*** Listing ***
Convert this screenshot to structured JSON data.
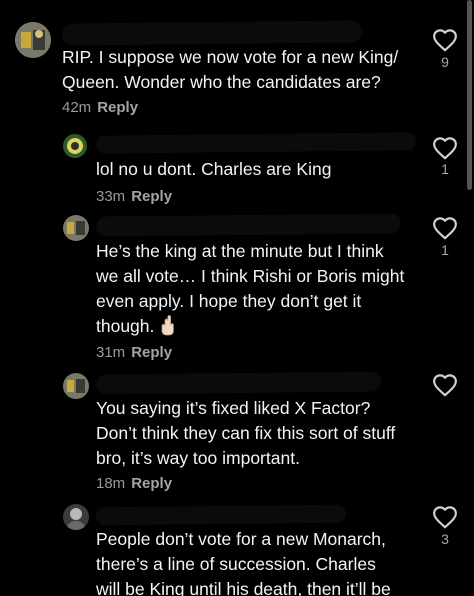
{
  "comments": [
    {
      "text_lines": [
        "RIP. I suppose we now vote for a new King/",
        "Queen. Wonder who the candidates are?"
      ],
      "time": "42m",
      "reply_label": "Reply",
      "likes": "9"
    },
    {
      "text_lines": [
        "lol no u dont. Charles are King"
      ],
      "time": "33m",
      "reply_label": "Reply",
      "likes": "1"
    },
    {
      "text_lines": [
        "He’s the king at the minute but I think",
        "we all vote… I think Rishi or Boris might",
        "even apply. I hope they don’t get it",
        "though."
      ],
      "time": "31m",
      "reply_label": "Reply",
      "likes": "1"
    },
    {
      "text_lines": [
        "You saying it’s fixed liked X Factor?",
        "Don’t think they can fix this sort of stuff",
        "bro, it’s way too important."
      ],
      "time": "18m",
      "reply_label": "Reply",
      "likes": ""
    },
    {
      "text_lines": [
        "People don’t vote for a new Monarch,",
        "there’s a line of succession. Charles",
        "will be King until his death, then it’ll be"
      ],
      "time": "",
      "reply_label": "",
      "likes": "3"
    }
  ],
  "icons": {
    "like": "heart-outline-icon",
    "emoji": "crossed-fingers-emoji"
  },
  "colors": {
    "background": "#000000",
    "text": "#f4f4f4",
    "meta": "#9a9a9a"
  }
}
***
Where a line holds "time", copy that line.

      "time": "42m",
      "time": "33m",
      "time": "31m",
      "time": "18m",
      "time": "",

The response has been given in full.